Dataset items
== == ==

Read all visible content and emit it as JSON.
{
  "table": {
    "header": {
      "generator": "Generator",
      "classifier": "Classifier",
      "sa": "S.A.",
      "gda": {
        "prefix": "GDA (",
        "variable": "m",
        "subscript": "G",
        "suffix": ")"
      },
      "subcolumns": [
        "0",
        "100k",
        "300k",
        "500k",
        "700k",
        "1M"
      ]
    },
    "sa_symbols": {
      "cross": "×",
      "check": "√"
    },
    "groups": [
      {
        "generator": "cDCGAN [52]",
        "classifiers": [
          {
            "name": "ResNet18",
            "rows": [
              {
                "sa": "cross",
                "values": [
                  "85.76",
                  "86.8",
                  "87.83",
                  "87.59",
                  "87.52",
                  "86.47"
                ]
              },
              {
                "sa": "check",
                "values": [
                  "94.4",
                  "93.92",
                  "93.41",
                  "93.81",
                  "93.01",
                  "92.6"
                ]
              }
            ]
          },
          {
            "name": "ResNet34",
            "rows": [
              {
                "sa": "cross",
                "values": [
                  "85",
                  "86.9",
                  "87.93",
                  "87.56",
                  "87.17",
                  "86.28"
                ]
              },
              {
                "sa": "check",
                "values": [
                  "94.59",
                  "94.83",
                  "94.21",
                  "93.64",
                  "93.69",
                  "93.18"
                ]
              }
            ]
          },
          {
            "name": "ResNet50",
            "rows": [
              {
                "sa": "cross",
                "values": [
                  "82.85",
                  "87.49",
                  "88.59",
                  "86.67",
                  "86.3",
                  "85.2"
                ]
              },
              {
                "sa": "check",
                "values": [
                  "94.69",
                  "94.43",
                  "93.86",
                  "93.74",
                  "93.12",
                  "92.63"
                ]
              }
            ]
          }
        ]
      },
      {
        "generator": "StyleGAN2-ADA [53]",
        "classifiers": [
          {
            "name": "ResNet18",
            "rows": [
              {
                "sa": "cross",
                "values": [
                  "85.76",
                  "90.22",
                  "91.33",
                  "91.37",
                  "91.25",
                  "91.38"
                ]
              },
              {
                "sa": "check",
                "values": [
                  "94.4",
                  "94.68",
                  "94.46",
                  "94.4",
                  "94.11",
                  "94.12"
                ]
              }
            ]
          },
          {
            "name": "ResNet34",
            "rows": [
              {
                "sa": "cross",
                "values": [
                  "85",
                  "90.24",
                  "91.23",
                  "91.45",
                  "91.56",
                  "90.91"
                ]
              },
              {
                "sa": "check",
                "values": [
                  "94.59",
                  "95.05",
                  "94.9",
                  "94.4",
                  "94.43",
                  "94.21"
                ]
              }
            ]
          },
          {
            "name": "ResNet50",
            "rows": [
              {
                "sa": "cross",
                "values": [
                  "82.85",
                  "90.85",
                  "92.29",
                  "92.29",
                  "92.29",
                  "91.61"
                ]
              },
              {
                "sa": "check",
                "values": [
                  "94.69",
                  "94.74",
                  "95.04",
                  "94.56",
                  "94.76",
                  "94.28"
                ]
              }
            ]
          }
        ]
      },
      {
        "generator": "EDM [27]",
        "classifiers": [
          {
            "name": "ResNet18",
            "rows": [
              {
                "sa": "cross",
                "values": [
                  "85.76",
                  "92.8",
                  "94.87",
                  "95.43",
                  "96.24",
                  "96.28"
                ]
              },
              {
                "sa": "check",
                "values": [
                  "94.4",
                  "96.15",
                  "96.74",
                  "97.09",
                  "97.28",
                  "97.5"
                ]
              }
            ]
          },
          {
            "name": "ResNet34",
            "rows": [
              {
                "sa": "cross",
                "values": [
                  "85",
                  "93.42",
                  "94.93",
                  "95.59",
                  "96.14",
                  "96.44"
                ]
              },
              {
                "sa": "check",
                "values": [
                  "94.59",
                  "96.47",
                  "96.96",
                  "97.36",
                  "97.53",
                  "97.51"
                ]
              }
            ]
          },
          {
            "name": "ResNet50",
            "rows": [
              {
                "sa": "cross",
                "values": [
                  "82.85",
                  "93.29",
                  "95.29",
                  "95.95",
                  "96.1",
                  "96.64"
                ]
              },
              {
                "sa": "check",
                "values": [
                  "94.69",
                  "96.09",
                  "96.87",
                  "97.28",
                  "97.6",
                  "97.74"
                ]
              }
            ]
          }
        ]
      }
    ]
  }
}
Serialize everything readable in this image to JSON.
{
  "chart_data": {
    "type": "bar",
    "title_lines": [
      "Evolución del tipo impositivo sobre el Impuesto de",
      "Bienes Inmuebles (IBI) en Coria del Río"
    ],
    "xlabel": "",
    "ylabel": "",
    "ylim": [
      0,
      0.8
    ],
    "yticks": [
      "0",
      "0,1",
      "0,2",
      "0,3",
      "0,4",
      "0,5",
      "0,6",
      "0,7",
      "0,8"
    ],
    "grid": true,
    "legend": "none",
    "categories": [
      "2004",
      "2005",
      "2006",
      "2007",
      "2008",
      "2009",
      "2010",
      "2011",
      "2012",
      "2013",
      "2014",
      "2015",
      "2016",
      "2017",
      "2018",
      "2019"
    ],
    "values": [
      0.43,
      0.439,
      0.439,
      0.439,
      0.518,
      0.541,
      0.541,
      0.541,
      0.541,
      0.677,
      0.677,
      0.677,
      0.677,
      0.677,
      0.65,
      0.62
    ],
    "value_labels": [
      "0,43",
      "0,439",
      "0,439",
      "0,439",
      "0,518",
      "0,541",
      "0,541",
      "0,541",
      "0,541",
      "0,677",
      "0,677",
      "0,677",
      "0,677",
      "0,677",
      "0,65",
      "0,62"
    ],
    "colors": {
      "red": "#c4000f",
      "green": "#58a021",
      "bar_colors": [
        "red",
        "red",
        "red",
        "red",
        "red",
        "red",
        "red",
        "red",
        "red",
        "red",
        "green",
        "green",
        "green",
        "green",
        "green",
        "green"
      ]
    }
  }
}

== == ==

*Work to be completed*
Reproduce the entire listing word for word.

*Output of the task*
Read all visible content and emit it as JSON.
{
  "table": {
    "header": {
      "generator": "Generator",
      "classifier": "Classifier",
      "sa": "S.A.",
      "gda": {
        "prefix": "GDA (",
        "variable": "m",
        "subscript": "G",
        "suffix": ")"
      },
      "subcolumns": [
        "0",
        "100k",
        "300k",
        "500k",
        "700k",
        "1M"
      ]
    },
    "sa_symbols": {
      "cross": "×",
      "check": "√"
    },
    "groups": [
      {
        "generator": "cDCGAN [52]",
        "classifiers": [
          {
            "name": "ResNet18",
            "rows": [
              {
                "sa": "cross",
                "values": [
                  "85.76",
                  "86.8",
                  "87.83",
                  "87.59",
                  "87.52",
                  "86.47"
                ]
              },
              {
                "sa": "check",
                "values": [
                  "94.4",
                  "93.92",
                  "93.41",
                  "93.81",
                  "93.01",
                  "92.6"
                ]
              }
            ]
          },
          {
            "name": "ResNet34",
            "rows": [
              {
                "sa": "cross",
                "values": [
                  "85",
                  "86.9",
                  "87.93",
                  "87.56",
                  "87.17",
                  "86.28"
                ]
              },
              {
                "sa": "check",
                "values": [
                  "94.59",
                  "94.83",
                  "94.21",
                  "93.64",
                  "93.69",
                  "93.18"
                ]
              }
            ]
          },
          {
            "name": "ResNet50",
            "rows": [
              {
                "sa": "cross",
                "values": [
                  "82.85",
                  "87.49",
                  "88.59",
                  "86.67",
                  "86.3",
                  "85.2"
                ]
              },
              {
                "sa": "check",
                "values": [
                  "94.69",
                  "94.43",
                  "93.86",
                  "93.74",
                  "93.12",
                  "92.63"
                ]
              }
            ]
          }
        ]
      },
      {
        "generator": "StyleGAN2-ADA [53]",
        "classifiers": [
          {
            "name": "ResNet18",
            "rows": [
              {
                "sa": "cross",
                "values": [
                  "85.76",
                  "90.22",
                  "91.33",
                  "91.37",
                  "91.25",
                  "91.38"
                ]
              },
              {
                "sa": "check",
                "values": [
                  "94.4",
                  "94.68",
                  "94.46",
                  "94.4",
                  "94.11",
                  "94.12"
                ]
              }
            ]
          },
          {
            "name": "ResNet34",
            "rows": [
              {
                "sa": "cross",
                "values": [
                  "85",
                  "90.24",
                  "91.23",
                  "91.45",
                  "91.56",
                  "90.91"
                ]
              },
              {
                "sa": "check",
                "values": [
                  "94.59",
                  "95.05",
                  "94.9",
                  "94.4",
                  "94.43",
                  "94.21"
                ]
              }
            ]
          },
          {
            "name": "ResNet50",
            "rows": [
              {
                "sa": "cross",
                "values": [
                  "82.85",
                  "90.85",
                  "92.29",
                  "92.29",
                  "92.29",
                  "91.61"
                ]
              },
              {
                "sa": "check",
                "values": [
                  "94.69",
                  "94.74",
                  "95.04",
                  "94.56",
                  "94.76",
                  "94.28"
                ]
              }
            ]
          }
        ]
      },
      {
        "generator": "EDM [27]",
        "classifiers": [
          {
            "name": "ResNet18",
            "rows": [
              {
                "sa": "cross",
                "values": [
                  "85.76",
                  "92.8",
                  "94.87",
                  "95.43",
                  "96.24",
                  "96.28"
                ]
              },
              {
                "sa": "check",
                "values": [
                  "94.4",
                  "96.15",
                  "96.74",
                  "97.09",
                  "97.28",
                  "97.5"
                ]
              }
            ]
          },
          {
            "name": "ResNet34",
            "rows": [
              {
                "sa": "cross",
                "values": [
                  "85",
                  "93.42",
                  "94.93",
                  "95.59",
                  "96.14",
                  "96.44"
                ]
              },
              {
                "sa": "check",
                "values": [
                  "94.59",
                  "96.47",
                  "96.96",
                  "97.36",
                  "97.53",
                  "97.51"
                ]
              }
            ]
          },
          {
            "name": "ResNet50",
            "rows": [
              {
                "sa": "cross",
                "values": [
                  "82.85",
                  "93.29",
                  "95.29",
                  "95.95",
                  "96.1",
                  "96.64"
                ]
              },
              {
                "sa": "check",
                "values": [
                  "94.69",
                  "96.09",
                  "96.87",
                  "97.28",
                  "97.6",
                  "97.74"
                ]
              }
            ]
          }
        ]
      }
    ]
  }
}
Serialize everything readable in this image to JSON.
{
  "chart_data": {
    "type": "bar",
    "title_lines": [
      "Evolución del tipo impositivo sobre el Impuesto de",
      "Bienes Inmuebles (IBI) en Coria del Río"
    ],
    "xlabel": "",
    "ylabel": "",
    "ylim": [
      0,
      0.8
    ],
    "yticks": [
      "0",
      "0,1",
      "0,2",
      "0,3",
      "0,4",
      "0,5",
      "0,6",
      "0,7",
      "0,8"
    ],
    "grid": true,
    "legend": "none",
    "categories": [
      "2004",
      "2005",
      "2006",
      "2007",
      "2008",
      "2009",
      "2010",
      "2011",
      "2012",
      "2013",
      "2014",
      "2015",
      "2016",
      "2017",
      "2018",
      "2019"
    ],
    "values": [
      0.43,
      0.439,
      0.439,
      0.439,
      0.518,
      0.541,
      0.541,
      0.541,
      0.541,
      0.677,
      0.677,
      0.677,
      0.677,
      0.677,
      0.65,
      0.62
    ],
    "value_labels": [
      "0,43",
      "0,439",
      "0,439",
      "0,439",
      "0,518",
      "0,541",
      "0,541",
      "0,541",
      "0,541",
      "0,677",
      "0,677",
      "0,677",
      "0,677",
      "0,677",
      "0,65",
      "0,62"
    ],
    "colors": {
      "red": "#c4000f",
      "green": "#58a021",
      "bar_colors": [
        "red",
        "red",
        "red",
        "red",
        "red",
        "red",
        "red",
        "red",
        "red",
        "red",
        "green",
        "green",
        "green",
        "green",
        "green",
        "green"
      ]
    }
  }
}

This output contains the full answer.